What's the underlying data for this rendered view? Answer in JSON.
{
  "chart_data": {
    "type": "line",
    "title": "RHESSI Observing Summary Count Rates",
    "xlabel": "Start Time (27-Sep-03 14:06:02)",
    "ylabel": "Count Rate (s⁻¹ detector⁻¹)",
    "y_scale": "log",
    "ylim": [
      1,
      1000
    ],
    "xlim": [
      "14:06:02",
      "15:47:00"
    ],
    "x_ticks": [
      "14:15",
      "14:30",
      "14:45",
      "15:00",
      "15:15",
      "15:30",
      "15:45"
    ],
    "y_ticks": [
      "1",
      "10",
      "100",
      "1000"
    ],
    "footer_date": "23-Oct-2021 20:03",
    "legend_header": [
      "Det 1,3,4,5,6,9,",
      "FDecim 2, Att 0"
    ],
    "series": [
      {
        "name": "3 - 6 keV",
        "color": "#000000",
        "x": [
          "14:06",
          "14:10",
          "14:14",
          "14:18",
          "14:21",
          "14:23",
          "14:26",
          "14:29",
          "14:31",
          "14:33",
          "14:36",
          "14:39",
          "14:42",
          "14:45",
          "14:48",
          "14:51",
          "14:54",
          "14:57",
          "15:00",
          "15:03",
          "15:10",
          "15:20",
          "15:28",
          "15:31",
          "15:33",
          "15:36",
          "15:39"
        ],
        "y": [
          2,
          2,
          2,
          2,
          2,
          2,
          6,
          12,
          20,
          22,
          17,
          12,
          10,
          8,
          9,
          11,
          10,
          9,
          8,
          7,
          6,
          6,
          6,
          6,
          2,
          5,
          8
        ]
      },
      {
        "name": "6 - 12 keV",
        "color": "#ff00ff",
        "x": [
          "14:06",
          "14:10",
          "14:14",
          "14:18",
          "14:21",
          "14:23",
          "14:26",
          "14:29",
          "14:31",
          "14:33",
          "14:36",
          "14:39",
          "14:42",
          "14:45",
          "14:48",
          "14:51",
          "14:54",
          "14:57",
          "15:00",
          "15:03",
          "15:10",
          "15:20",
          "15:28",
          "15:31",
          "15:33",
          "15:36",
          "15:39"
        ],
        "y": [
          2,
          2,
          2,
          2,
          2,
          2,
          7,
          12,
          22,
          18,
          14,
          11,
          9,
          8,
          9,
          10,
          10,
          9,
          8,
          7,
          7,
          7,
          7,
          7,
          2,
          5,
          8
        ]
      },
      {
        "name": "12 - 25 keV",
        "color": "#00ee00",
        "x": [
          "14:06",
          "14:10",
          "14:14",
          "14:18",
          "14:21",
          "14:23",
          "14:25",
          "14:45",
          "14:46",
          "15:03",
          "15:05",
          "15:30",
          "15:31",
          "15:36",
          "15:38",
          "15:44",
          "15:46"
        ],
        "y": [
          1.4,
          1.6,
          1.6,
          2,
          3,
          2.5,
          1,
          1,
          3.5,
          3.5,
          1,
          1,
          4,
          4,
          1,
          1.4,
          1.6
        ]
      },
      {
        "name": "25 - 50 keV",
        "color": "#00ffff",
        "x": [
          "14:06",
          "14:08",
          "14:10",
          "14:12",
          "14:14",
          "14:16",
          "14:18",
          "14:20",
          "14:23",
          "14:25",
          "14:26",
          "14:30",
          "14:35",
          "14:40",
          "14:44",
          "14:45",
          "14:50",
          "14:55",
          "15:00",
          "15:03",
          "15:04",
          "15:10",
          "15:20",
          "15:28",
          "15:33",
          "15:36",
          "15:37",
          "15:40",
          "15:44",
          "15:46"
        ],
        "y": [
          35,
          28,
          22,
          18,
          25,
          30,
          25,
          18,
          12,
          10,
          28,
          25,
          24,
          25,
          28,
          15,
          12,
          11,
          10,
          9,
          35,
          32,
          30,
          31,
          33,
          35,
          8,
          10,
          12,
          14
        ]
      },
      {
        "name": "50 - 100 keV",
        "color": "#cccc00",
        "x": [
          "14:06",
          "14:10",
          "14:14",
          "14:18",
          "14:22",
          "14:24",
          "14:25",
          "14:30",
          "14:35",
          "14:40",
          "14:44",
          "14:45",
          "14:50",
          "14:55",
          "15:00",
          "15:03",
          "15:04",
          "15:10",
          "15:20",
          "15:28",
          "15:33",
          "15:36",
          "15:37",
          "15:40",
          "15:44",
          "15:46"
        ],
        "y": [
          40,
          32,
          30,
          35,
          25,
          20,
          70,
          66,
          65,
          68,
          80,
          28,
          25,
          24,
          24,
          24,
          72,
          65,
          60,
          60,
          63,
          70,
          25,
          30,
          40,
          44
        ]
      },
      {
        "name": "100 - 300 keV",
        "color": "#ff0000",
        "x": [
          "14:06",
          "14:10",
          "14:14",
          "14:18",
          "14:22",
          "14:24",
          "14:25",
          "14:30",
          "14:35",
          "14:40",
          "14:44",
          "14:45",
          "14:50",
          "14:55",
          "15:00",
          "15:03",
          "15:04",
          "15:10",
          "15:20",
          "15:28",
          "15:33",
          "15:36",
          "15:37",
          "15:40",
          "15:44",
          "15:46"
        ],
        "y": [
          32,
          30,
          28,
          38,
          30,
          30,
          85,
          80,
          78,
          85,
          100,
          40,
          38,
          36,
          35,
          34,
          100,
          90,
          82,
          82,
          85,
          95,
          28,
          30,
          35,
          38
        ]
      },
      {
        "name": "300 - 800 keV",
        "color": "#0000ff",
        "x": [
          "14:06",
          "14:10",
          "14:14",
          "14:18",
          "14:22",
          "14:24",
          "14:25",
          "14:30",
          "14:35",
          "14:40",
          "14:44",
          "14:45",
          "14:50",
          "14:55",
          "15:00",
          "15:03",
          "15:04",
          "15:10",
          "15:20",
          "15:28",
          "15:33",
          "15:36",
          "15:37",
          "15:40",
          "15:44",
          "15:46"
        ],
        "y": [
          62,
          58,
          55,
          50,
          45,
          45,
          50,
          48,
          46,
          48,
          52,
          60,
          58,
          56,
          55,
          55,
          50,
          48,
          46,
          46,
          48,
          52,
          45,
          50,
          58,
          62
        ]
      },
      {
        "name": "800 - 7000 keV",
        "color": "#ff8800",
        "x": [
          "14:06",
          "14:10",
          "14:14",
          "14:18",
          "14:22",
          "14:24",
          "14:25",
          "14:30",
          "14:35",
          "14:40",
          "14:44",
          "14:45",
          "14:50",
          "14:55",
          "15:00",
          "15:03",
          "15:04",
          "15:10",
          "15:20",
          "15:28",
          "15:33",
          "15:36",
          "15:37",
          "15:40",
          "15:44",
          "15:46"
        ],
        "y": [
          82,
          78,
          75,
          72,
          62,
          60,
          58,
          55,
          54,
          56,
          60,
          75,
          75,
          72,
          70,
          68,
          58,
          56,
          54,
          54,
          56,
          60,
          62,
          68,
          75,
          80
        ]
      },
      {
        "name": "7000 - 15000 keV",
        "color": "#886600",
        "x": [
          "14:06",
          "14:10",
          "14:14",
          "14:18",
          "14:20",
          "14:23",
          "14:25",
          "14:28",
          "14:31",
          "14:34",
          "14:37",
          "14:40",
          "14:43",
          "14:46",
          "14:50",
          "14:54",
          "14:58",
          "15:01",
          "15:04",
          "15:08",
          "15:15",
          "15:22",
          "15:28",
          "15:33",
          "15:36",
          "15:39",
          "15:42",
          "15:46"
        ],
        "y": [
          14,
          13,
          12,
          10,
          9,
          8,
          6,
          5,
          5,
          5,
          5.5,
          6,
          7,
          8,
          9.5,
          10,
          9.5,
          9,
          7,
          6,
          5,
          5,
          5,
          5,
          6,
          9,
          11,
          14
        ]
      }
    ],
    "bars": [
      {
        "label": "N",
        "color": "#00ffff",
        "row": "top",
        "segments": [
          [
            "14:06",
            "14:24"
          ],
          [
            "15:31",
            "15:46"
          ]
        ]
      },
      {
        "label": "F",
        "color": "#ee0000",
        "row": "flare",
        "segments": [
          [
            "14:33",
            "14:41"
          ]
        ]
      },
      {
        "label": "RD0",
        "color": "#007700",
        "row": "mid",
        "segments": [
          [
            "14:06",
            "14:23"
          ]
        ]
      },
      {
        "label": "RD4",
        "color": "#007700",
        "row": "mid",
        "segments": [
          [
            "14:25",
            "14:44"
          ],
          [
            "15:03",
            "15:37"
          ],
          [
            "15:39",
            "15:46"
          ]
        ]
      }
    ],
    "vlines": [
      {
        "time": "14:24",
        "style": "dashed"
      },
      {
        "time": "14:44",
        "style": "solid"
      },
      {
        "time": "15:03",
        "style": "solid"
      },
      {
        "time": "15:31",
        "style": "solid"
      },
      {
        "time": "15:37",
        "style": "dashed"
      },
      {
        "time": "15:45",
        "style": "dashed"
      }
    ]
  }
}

-------

=== STATED GOAL ===
Gather each line of the records holding the string "name".

=== RESULT FOR THIS TASK ===
        "name": "3 - 6 keV",
        "name": "6 - 12 keV",
        "name": "12 - 25 keV",
        "name": "25 - 50 keV",
        "name": "50 - 100 keV",
        "name": "100 - 300 keV",
        "name": "300 - 800 keV",
        "name": "800 - 7000 keV",
        "name": "7000 - 15000 keV",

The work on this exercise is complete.